(Collected data)
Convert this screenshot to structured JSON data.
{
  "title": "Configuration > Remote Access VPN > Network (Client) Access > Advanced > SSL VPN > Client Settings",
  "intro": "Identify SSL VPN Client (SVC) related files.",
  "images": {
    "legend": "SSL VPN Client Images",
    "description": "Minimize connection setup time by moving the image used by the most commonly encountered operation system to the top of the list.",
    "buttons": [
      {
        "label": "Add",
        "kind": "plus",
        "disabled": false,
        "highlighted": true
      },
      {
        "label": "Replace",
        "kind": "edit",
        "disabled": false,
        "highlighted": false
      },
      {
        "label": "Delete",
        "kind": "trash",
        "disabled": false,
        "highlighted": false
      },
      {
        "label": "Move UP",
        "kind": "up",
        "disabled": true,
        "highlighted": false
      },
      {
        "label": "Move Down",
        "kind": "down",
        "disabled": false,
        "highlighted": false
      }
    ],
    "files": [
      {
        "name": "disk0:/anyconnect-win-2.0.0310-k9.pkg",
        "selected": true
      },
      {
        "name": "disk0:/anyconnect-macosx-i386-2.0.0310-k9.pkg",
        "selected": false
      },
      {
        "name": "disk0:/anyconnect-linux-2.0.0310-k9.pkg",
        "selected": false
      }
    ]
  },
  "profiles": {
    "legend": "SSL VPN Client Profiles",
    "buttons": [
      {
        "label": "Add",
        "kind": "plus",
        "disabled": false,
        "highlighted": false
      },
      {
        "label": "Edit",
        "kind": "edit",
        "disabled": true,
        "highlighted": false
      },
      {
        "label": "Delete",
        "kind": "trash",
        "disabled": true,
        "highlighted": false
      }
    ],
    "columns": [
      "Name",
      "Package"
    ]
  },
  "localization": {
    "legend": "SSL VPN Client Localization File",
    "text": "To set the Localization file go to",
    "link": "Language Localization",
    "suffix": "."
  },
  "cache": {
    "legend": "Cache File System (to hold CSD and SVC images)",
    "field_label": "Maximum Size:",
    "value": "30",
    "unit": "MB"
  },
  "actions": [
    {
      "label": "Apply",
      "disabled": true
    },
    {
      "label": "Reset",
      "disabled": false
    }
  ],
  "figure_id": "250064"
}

Work to be completed: The records above should be repeated in full, exactly as given.

Reply:
Convert this screenshot to structured JSON data.
{
  "title": "Configuration > Remote Access VPN > Network (Client) Access > Advanced > SSL VPN > Client Settings",
  "intro": "Identify SSL VPN Client (SVC) related files.",
  "images": {
    "legend": "SSL VPN Client Images",
    "description": "Minimize connection setup time by moving the image used by the most commonly encountered operation system to the top of the list.",
    "buttons": [
      {
        "label": "Add",
        "kind": "plus",
        "disabled": false,
        "highlighted": true
      },
      {
        "label": "Replace",
        "kind": "edit",
        "disabled": false,
        "highlighted": false
      },
      {
        "label": "Delete",
        "kind": "trash",
        "disabled": false,
        "highlighted": false
      },
      {
        "label": "Move UP",
        "kind": "up",
        "disabled": true,
        "highlighted": false
      },
      {
        "label": "Move Down",
        "kind": "down",
        "disabled": false,
        "highlighted": false
      }
    ],
    "files": [
      {
        "name": "disk0:/anyconnect-win-2.0.0310-k9.pkg",
        "selected": true
      },
      {
        "name": "disk0:/anyconnect-macosx-i386-2.0.0310-k9.pkg",
        "selected": false
      },
      {
        "name": "disk0:/anyconnect-linux-2.0.0310-k9.pkg",
        "selected": false
      }
    ]
  },
  "profiles": {
    "legend": "SSL VPN Client Profiles",
    "buttons": [
      {
        "label": "Add",
        "kind": "plus",
        "disabled": false,
        "highlighted": false
      },
      {
        "label": "Edit",
        "kind": "edit",
        "disabled": true,
        "highlighted": false
      },
      {
        "label": "Delete",
        "kind": "trash",
        "disabled": true,
        "highlighted": false
      }
    ],
    "columns": [
      "Name",
      "Package"
    ]
  },
  "localization": {
    "legend": "SSL VPN Client Localization File",
    "text": "To set the Localization file go to",
    "link": "Language Localization",
    "suffix": "."
  },
  "cache": {
    "legend": "Cache File System (to hold CSD and SVC images)",
    "field_label": "Maximum Size:",
    "value": "30",
    "unit": "MB"
  },
  "actions": [
    {
      "label": "Apply",
      "disabled": true
    },
    {
      "label": "Reset",
      "disabled": false
    }
  ],
  "figure_id": "250064"
}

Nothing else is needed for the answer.